▸ The request
Here are some records; quote them exactly, leaving out the pictures.
______________________________
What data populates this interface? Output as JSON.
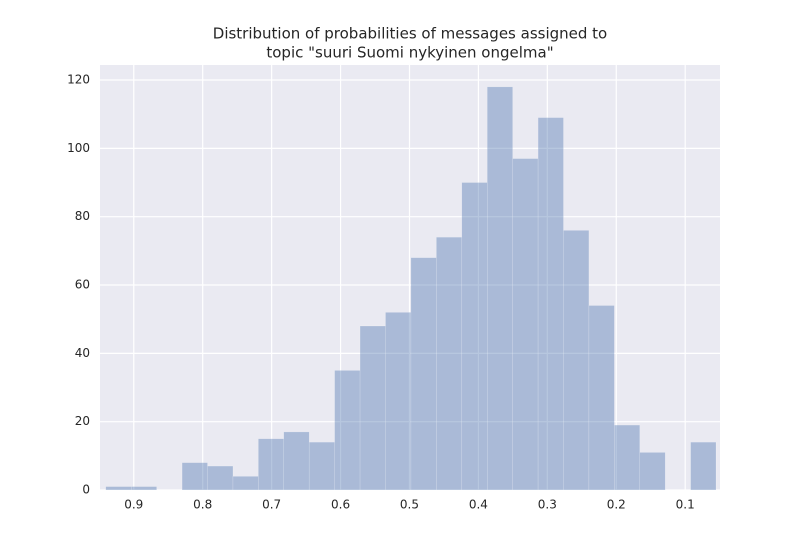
{
  "chart_data": {
    "type": "histogram",
    "title": [
      "Distribution of probabilities of messages assigned to",
      "topic \"suuri Suomi nykyinen ongelma\""
    ],
    "bins": [
      0.9406,
      0.9037,
      0.8668,
      0.8299,
      0.793,
      0.7561,
      0.7193,
      0.6824,
      0.6455,
      0.6086,
      0.5717,
      0.5348,
      0.4979,
      0.461,
      0.4241,
      0.3872,
      0.3503,
      0.3134,
      0.2766,
      0.2397,
      0.2028,
      0.1659,
      0.129,
      0.0921,
      0.0553
    ],
    "values": [
      1,
      1,
      0,
      8,
      7,
      4,
      15,
      17,
      14,
      35,
      48,
      52,
      68,
      74,
      90,
      118,
      97,
      109,
      76,
      54,
      19,
      11,
      0,
      14
    ],
    "color": "#4c72b0",
    "alpha": 0.4,
    "xlim": [
      0.949,
      0.0495
    ],
    "xticks": [
      0.9,
      0.8,
      0.7,
      0.6,
      0.5,
      0.4,
      0.3,
      0.2,
      0.1
    ],
    "ylim": [
      0,
      124.4
    ],
    "yticks": [
      0,
      20,
      40,
      60,
      80,
      100,
      120
    ],
    "grid": true
  }
}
______________________________
▸ Correct result
What data populates this interface? Output as JSON.
{
  "chart_data": {
    "type": "histogram",
    "title": [
      "Distribution of probabilities of messages assigned to",
      "topic \"suuri Suomi nykyinen ongelma\""
    ],
    "bins": [
      0.9406,
      0.9037,
      0.8668,
      0.8299,
      0.793,
      0.7561,
      0.7193,
      0.6824,
      0.6455,
      0.6086,
      0.5717,
      0.5348,
      0.4979,
      0.461,
      0.4241,
      0.3872,
      0.3503,
      0.3134,
      0.2766,
      0.2397,
      0.2028,
      0.1659,
      0.129,
      0.0921,
      0.0553
    ],
    "values": [
      1,
      1,
      0,
      8,
      7,
      4,
      15,
      17,
      14,
      35,
      48,
      52,
      68,
      74,
      90,
      118,
      97,
      109,
      76,
      54,
      19,
      11,
      0,
      14
    ],
    "color": "#4c72b0",
    "alpha": 0.4,
    "xlim": [
      0.949,
      0.0495
    ],
    "xticks": [
      0.9,
      0.8,
      0.7,
      0.6,
      0.5,
      0.4,
      0.3,
      0.2,
      0.1
    ],
    "ylim": [
      0,
      124.4
    ],
    "yticks": [
      0,
      20,
      40,
      60,
      80,
      100,
      120
    ],
    "grid": true
  }
}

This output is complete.